AIM » Locate every line in the material below that has the word "this". Copy each of those lines.
■ ■ ■ ■
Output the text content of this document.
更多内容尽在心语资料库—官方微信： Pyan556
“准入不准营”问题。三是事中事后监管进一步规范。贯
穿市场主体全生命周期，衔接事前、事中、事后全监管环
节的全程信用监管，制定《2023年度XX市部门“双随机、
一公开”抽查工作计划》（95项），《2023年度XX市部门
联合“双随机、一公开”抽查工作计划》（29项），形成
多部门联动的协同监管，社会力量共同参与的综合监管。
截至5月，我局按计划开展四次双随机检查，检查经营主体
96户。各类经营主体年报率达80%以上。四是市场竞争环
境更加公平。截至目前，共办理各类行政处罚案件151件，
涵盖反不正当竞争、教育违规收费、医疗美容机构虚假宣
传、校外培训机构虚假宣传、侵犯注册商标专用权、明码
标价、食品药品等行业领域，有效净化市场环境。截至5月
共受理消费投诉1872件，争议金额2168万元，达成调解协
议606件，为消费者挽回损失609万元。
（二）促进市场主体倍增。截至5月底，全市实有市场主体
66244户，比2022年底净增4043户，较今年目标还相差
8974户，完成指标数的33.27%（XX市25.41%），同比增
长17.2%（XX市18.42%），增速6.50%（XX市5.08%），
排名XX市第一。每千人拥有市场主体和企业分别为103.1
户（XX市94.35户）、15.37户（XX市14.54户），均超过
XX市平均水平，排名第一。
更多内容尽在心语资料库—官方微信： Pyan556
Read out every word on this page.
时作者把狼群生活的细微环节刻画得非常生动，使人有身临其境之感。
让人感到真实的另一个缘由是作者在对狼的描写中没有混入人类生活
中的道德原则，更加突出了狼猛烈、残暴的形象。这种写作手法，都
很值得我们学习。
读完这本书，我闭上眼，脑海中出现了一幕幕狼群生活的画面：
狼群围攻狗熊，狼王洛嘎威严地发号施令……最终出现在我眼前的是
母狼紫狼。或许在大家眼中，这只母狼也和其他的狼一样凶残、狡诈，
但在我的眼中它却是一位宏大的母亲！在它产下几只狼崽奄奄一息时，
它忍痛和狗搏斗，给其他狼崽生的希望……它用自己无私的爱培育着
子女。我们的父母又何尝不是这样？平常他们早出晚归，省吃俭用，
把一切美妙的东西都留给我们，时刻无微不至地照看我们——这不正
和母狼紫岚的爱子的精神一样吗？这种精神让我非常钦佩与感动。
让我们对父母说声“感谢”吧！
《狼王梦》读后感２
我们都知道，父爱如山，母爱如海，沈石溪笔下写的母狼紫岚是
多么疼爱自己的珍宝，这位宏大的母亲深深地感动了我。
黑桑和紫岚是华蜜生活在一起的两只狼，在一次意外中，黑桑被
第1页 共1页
■ ■ ■ ■
EXPECTED OUTPUT »
Output the text content of this document.
Read out every word on this page.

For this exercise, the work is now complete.